== YOUR OBJECTIVE ==
Omit every picture while repeating the entries exactly.

Rows from a figure dataset:
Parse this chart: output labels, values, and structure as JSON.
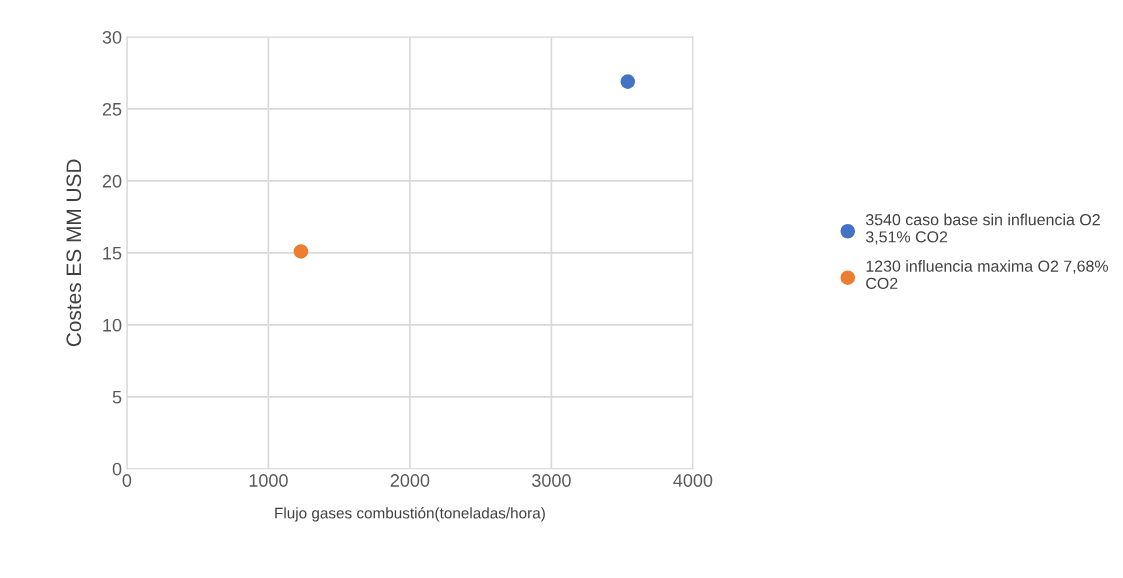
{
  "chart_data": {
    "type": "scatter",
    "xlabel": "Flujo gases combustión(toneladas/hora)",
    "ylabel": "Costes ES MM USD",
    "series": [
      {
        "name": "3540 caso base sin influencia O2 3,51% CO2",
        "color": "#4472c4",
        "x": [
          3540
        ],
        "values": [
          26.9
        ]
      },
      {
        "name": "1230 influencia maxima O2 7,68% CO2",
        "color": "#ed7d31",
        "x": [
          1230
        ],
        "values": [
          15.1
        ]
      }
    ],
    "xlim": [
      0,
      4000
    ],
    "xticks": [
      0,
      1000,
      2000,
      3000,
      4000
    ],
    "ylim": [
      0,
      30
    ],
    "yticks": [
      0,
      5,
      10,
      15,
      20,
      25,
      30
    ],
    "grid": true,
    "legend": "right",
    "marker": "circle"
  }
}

== EXERCISE SOLUTION ==
Parse this chart: output labels, values, and structure as JSON.
{
  "chart_data": {
    "type": "scatter",
    "xlabel": "Flujo gases combustión(toneladas/hora)",
    "ylabel": "Costes ES MM USD",
    "series": [
      {
        "name": "3540 caso base sin influencia O2 3,51% CO2",
        "color": "#4472c4",
        "x": [
          3540
        ],
        "values": [
          26.9
        ]
      },
      {
        "name": "1230 influencia maxima O2 7,68% CO2",
        "color": "#ed7d31",
        "x": [
          1230
        ],
        "values": [
          15.1
        ]
      }
    ],
    "xlim": [
      0,
      4000
    ],
    "xticks": [
      0,
      1000,
      2000,
      3000,
      4000
    ],
    "ylim": [
      0,
      30
    ],
    "yticks": [
      0,
      5,
      10,
      15,
      20,
      25,
      30
    ],
    "grid": true,
    "legend": "right",
    "marker": "circle"
  }
}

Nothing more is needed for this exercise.